WHAT NEEDS TO BE DONE:
The listing must be reproduced in full, exactly as it stands.

======== SOURCE RECORDS ========

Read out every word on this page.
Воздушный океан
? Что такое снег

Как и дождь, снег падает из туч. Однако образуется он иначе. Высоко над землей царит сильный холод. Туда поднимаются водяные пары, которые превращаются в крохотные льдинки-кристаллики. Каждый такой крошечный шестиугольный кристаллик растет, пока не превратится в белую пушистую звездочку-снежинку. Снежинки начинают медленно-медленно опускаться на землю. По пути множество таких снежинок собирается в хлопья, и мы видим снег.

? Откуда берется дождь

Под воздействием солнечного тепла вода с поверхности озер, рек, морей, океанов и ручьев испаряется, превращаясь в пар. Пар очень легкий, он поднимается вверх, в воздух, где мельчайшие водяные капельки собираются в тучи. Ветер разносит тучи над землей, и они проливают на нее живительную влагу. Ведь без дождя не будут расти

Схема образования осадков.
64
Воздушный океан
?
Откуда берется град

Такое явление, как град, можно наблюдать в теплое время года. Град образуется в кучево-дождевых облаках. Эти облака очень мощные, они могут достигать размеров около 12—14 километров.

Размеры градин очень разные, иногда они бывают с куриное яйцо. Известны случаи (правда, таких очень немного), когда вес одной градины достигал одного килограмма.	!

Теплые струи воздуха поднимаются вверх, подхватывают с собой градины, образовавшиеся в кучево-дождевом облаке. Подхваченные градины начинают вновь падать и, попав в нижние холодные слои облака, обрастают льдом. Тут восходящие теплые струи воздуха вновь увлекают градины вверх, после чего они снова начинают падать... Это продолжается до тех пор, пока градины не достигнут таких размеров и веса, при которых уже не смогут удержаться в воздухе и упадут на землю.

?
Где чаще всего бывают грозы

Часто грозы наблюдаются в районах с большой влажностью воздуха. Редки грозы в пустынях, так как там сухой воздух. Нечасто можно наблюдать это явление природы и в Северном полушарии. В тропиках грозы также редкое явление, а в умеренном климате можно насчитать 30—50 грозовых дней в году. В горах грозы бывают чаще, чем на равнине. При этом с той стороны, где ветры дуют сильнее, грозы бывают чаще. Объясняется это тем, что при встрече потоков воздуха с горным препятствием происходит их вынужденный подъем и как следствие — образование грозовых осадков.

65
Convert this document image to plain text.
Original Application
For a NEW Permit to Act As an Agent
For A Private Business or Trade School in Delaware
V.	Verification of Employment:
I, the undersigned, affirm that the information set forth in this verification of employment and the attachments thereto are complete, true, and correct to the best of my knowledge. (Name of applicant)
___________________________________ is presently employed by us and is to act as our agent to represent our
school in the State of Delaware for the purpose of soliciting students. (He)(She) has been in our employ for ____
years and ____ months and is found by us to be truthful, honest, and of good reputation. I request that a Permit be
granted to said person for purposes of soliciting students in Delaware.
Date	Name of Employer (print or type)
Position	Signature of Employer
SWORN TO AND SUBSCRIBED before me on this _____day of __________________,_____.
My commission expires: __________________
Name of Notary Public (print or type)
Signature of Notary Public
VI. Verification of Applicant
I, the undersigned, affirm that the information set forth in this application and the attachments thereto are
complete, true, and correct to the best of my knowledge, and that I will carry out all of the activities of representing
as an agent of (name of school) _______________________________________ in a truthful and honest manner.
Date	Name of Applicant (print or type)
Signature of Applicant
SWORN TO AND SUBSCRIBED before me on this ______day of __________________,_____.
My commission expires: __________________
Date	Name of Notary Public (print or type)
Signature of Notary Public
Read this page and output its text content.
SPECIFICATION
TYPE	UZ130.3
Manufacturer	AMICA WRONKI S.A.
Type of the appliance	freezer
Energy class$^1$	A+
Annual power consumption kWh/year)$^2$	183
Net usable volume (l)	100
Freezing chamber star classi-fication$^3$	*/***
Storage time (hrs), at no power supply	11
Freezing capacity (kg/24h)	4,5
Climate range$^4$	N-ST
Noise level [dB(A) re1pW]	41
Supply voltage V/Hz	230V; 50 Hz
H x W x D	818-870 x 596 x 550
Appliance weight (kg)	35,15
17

========

RESULT OF THIS EXERCISE:
Read out every word on this page.
Воздушный океан
? Что такое снег

Как и дождь, снег падает из туч. Однако образуется он иначе. Высоко над землей царит сильный холод. Туда поднимаются водяные пары, которые превращаются в крохотные льдинки-кристаллики. Каждый такой крошечный шестиугольный кристаллик растет, пока не превратится в белую пушистую звездочку-снежинку. Снежинки начинают медленно-медленно опускаться на землю. По пути множество таких снежинок собирается в хлопья, и мы видим снег.

? Откуда берется дождь

Под воздействием солнечного тепла вода с поверхности озер, рек, морей, океанов и ручьев испаряется, превращаясь в пар. Пар очень легкий, он поднимается вверх, в воздух, где мельчайшие водяные капельки собираются в тучи. Ветер разносит тучи над землей, и они проливают на нее живительную влагу. Ведь без дождя не будут расти

Схема образования осадков.
64
Воздушный океан
?
Откуда берется град

Такое явление, как град, можно наблюдать в теплое время года. Град образуется в кучево-дождевых облаках. Эти облака очень мощные, они могут достигать размеров около 12—14 километров.

Размеры градин очень разные, иногда они бывают с куриное яйцо. Известны случаи (правда, таких очень немного), когда вес одной градины достигал одного килограмма.	!

Теплые струи воздуха поднимаются вверх, подхватывают с собой градины, образовавшиеся в кучево-дождевом облаке. Подхваченные градины начинают вновь падать и, попав в нижние холодные слои облака, обрастают льдом. Тут восходящие теплые струи воздуха вновь увлекают градины вверх, после чего они снова начинают падать... Это продолжается до тех пор, пока градины не достигнут таких размеров и веса, при которых уже не смогут удержаться в воздухе и упадут на землю.

?
Где чаще всего бывают грозы

Часто грозы наблюдаются в районах с большой влажностью воздуха. Редки грозы в пустынях, так как там сухой воздух. Нечасто можно наблюдать это явление природы и в Северном полушарии. В тропиках грозы также редкое явление, а в умеренном климате можно насчитать 30—50 грозовых дней в году. В горах грозы бывают чаще, чем на равнине. При этом с той стороны, где ветры дуют сильнее, грозы бывают чаще. Объясняется это тем, что при встрече потоков воздуха с горным препятствием происходит их вынужденный подъем и как следствие — образование грозовых осадков.

65
Convert this document image to plain text.
Original Application
For a NEW Permit to Act As an Agent
For A Private Business or Trade School in Delaware
V.	Verification of Employment:
I, the undersigned, affirm that the information set forth in this verification of employment and the attachments thereto are complete, true, and correct to the best of my knowledge. (Name of applicant)
___________________________________ is presently employed by us and is to act as our agent to represent our
school in the State of Delaware for the purpose of soliciting students. (He)(She) has been in our employ for ____
years and ____ months and is found by us to be truthful, honest, and of good reputation. I request that a Permit be
granted to said person for purposes of soliciting students in Delaware.
Date	Name of Employer (print or type)
Position	Signature of Employer
SWORN TO AND SUBSCRIBED before me on this _____day of __________________,_____.
My commission expires: __________________
Name of Notary Public (print or type)
Signature of Notary Public
VI. Verification of Applicant
I, the undersigned, affirm that the information set forth in this application and the attachments thereto are
complete, true, and correct to the best of my knowledge, and that I will carry out all of the activities of representing
as an agent of (name of school) _______________________________________ in a truthful and honest manner.
Date	Name of Applicant (print or type)
Signature of Applicant
SWORN TO AND SUBSCRIBED before me on this ______day of __________________,_____.
My commission expires: __________________
Date	Name of Notary Public (print or type)
Signature of Notary Public
Read this page and output its text content.
SPECIFICATION
TYPE	UZ130.3
Manufacturer	AMICA WRONKI S.A.
Type of the appliance	freezer
Energy class$^1$	A+
Annual power consumption kWh/year)$^2$	183
Net usable volume (l)	100
Freezing chamber star classi-fication$^3$	*/***
Storage time (hrs), at no power supply	11
Freezing capacity (kg/24h)	4,5
Climate range$^4$	N-ST
Noise level [dB(A) re1pW]	41
Supply voltage V/Hz	230V; 50 Hz
H x W x D	818-870 x 596 x 550
Appliance weight (kg)	35,15
17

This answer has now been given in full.